• _Problemas e tarefas_
1) Liste tudo o que, segundo o trecho selecionado, as mulheres não fazem ou não têm no país fictício da série citada.
2) Diga se cada afirmação concorda com o trecho selecionado e cite as palavras dele que decidem: (a) Universa ouviu quatro mães. (b) Patrícia recebeu a pesquisa. (c) O colégio já recebeu o questionário oficialmente.
3) Dê sequência ao texto sobre o questionário distribuído a um grupo de pais de um colégio, começando após a última frase.

• _Trecho selecionado_
_ _ _ _ _ _ _

Universa ouviu quatro mães, três delas pediram para serem identificadas apenas pelo primeiro nome. Todas afirmam que esse grupo de pais, o Raiz e Tradição, é pequeno, porém, barulhento. O colégio ainda não recebeu o questionário oficialmente.

"Esse questionário foi para um grupo de pais específico. Para quem eles sabem que são progressistas e não bolsonaristas, eles não distribuem. Precisamos fazer um coro contrário. Me senti na série Handmaid's Tale", disse Patrícia, mãe de dois alunos. Ela não recebeu a pesquisa, mas o assunto se disseminou após ser publicado pelo colunista Ancelmo Gois, do jornal "O Globo".

A série "Handmaid's Tale", em português "O Conto da Aia", é uma distopia ambientada em um país fictício na América do Norte, onde mulheres não estudam, não trabalham e não tem nenhum direito. Elas são tratadas ou como escravas (inclusive sexuais) ou esposas silenciosas e diligentes.

_ _ _ _ _ _ _

• _Material de origem_
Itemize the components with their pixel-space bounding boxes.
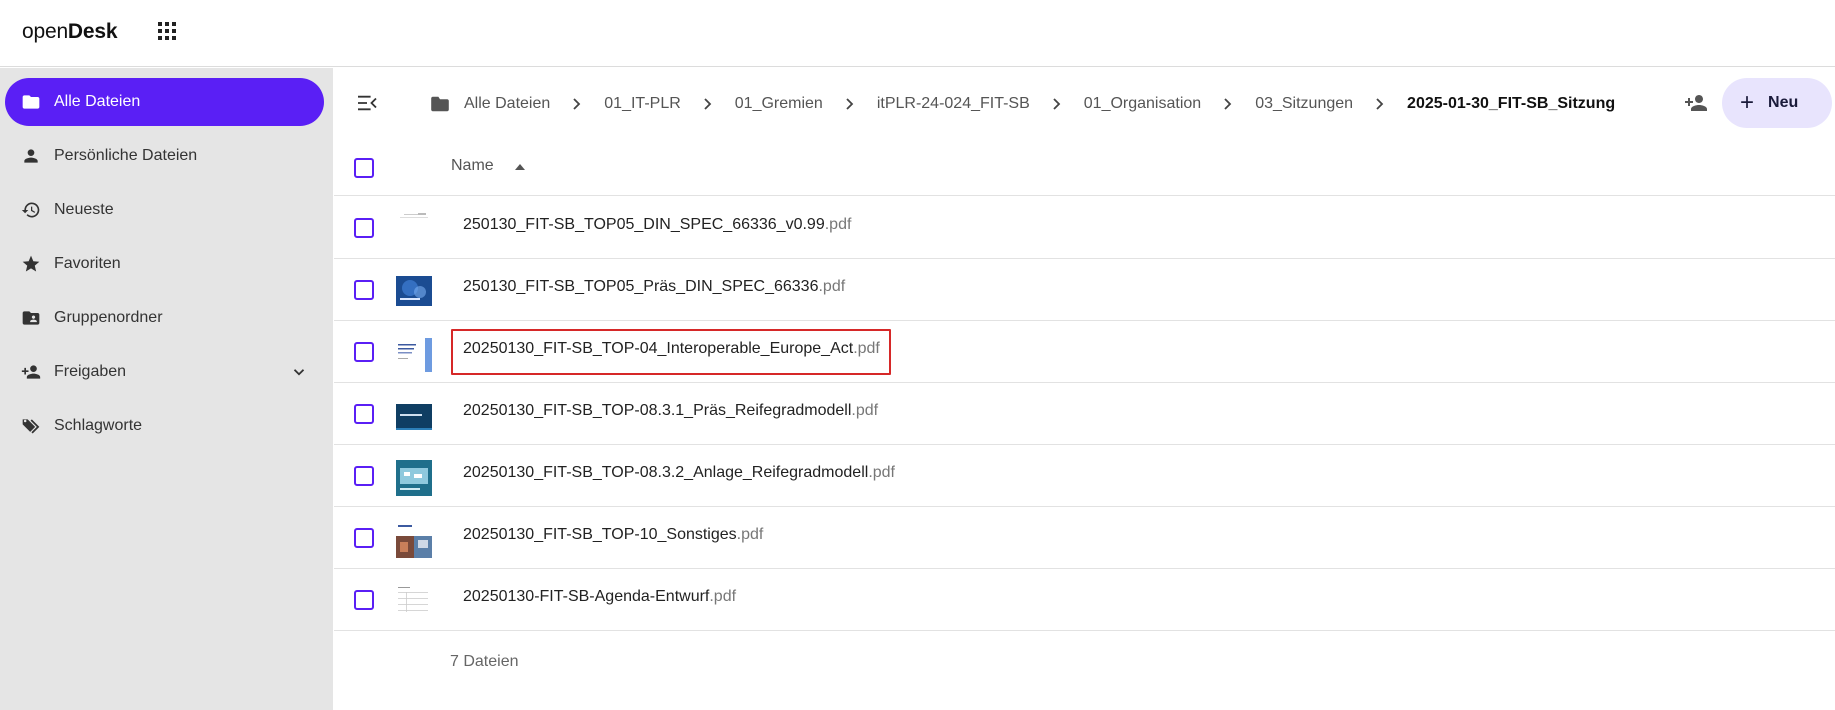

_ _ _ _ _ _ _

• _Conjunto de respostas_
1) "não estudam"; "não trabalham"; "não tem nenhum direito"

2)
(a) Sim: "Universa ouviu quatro mães".
(b) Não: "Ela não recebeu a pesquisa".
(c) Não: "O colégio ainda não recebeu o questionário oficialmente".

3)
A polêmica no Santo Inácio ocorre na esteira de uma denúncia de assédio a alunas, em 2020, por parte de dois professores. Descobriu-se que não se tratava de algo isolado e acontecia há anos. Depois de chegar ao conhecimento do Ministério Público Estadual, professores e membros da diretoria da instituição —acusados de omissão foram afastados.

Após o caso, um coletivo de alunas do colégio ganhou destaque e chamou a atenção do grupo de pais que realizaram o questionário. O Coletivo Medusa surgiu em 2018, quando meninas da escola promoveram o Protesto das Bermudas, para que pudessem usar a peça do uniforme não somente na educação física. O foco do grupo é ser um mecanismo de comunicação entre a coordenação do colégio e alunos, principalmente as meninas, e as pautas são ligadas aos direitos delas.

Em 2020, o coletivo atuou para garantir justiça para as vítimas de assédio. Mas o esforço das alunas parece não agradar a essa ala conservadora de genitores. "Você julga aceitável a atuação de coletivos do movimento feminista dentro do colégio?" É uma das perguntas do questionário.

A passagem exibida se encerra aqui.